» **Data extract**
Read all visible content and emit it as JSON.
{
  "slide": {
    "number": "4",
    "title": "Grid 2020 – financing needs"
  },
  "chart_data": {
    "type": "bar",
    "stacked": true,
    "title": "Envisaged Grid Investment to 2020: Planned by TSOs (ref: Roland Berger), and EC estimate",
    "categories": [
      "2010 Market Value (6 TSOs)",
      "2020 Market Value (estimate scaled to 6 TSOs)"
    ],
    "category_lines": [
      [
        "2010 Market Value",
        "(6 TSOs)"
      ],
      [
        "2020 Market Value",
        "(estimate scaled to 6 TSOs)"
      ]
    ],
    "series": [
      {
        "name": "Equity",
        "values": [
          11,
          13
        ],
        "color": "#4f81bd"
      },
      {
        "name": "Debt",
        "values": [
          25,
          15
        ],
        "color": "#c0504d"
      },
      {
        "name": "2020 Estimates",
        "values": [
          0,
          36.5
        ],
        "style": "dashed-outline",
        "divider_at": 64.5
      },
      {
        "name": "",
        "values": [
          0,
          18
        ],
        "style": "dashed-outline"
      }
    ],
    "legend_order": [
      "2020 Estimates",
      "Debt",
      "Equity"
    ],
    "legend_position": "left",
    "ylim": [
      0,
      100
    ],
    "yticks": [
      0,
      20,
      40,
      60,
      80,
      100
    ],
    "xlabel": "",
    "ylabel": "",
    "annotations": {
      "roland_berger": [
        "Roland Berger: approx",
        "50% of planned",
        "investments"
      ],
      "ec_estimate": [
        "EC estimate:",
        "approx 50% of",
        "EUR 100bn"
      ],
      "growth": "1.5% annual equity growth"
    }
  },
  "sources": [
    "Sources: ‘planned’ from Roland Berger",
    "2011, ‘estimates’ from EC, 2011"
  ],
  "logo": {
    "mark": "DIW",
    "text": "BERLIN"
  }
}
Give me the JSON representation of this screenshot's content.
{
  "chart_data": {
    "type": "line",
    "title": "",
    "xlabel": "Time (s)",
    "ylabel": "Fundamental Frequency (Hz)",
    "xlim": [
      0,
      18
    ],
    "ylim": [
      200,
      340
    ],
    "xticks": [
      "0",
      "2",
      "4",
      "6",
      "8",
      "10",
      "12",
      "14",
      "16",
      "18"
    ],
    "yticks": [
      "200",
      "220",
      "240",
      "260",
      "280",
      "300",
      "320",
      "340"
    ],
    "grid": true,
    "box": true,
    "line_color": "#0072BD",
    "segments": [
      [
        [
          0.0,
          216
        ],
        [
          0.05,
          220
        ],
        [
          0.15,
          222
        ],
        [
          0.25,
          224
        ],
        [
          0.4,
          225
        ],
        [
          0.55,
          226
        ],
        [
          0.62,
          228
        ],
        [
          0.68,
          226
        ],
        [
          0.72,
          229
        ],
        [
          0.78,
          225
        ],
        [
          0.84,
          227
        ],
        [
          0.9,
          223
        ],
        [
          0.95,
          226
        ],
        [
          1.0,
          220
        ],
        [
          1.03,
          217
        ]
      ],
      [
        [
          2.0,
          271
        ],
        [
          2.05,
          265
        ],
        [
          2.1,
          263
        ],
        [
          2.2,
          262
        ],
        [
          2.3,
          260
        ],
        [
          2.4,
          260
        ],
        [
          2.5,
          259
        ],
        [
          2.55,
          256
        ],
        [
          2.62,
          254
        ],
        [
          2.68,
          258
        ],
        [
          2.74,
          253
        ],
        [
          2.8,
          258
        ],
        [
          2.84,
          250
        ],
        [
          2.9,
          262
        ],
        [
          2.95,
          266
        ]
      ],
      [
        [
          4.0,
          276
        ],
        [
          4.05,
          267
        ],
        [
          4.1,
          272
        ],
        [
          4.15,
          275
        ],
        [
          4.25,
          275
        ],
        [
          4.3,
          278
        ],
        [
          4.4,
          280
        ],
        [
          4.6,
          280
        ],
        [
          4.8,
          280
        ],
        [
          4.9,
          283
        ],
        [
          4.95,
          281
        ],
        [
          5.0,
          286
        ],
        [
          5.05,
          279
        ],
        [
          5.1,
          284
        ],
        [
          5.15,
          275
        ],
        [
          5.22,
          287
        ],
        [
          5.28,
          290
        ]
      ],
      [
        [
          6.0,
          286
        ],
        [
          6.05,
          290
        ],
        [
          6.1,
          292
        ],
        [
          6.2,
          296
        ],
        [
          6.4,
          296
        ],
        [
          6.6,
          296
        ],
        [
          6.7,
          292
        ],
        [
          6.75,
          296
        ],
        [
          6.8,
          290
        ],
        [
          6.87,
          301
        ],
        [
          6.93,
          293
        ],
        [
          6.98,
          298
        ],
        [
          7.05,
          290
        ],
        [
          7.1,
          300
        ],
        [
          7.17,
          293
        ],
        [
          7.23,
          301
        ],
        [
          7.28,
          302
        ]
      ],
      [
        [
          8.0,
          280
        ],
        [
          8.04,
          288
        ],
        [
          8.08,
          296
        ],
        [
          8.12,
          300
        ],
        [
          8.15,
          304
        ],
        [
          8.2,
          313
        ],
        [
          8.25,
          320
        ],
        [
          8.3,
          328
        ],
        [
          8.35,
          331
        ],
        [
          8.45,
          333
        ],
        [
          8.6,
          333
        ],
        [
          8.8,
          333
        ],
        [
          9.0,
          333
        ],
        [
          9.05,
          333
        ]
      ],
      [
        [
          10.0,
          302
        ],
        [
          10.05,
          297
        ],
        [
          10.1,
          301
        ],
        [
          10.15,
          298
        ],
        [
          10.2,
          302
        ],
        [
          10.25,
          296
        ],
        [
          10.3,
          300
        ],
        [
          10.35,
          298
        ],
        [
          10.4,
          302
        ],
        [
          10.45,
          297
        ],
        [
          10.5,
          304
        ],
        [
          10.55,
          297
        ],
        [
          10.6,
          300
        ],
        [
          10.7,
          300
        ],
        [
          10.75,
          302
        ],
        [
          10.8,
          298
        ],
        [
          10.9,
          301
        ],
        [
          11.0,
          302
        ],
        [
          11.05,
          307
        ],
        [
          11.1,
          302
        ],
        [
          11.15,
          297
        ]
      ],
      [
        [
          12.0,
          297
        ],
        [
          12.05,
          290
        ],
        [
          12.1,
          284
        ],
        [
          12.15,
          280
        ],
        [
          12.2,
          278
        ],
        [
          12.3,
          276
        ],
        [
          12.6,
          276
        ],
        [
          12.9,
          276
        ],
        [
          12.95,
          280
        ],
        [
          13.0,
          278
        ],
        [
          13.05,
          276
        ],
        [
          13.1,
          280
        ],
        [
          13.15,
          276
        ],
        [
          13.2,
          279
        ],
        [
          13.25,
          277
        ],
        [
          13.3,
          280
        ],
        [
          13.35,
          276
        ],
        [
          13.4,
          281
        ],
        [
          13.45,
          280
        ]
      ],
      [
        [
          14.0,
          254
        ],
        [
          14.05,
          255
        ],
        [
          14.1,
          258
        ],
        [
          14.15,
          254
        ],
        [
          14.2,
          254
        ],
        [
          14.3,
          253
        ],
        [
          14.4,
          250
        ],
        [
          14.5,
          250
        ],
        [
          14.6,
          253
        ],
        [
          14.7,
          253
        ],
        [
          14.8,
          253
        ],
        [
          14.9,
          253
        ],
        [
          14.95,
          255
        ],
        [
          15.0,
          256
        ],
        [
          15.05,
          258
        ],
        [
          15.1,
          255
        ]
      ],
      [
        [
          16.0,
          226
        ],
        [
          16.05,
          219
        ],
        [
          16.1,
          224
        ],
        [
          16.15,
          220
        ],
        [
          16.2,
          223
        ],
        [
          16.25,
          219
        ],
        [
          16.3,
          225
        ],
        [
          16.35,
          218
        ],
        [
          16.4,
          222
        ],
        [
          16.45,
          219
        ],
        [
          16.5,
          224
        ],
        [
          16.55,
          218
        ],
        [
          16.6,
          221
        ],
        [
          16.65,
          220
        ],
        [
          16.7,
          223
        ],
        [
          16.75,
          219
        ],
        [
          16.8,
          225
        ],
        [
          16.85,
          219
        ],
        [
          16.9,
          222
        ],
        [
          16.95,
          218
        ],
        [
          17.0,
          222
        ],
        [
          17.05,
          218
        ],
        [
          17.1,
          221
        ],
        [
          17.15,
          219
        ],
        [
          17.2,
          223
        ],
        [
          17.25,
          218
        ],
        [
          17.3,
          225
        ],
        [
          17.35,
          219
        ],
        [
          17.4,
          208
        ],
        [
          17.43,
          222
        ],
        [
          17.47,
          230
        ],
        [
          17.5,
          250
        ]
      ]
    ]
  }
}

» **Exercise**
From the listing above, collect every line that mentions the word "outline".

» **Completed exercise**
        "style": "dashed-outline",
        "style": "dashed-outline"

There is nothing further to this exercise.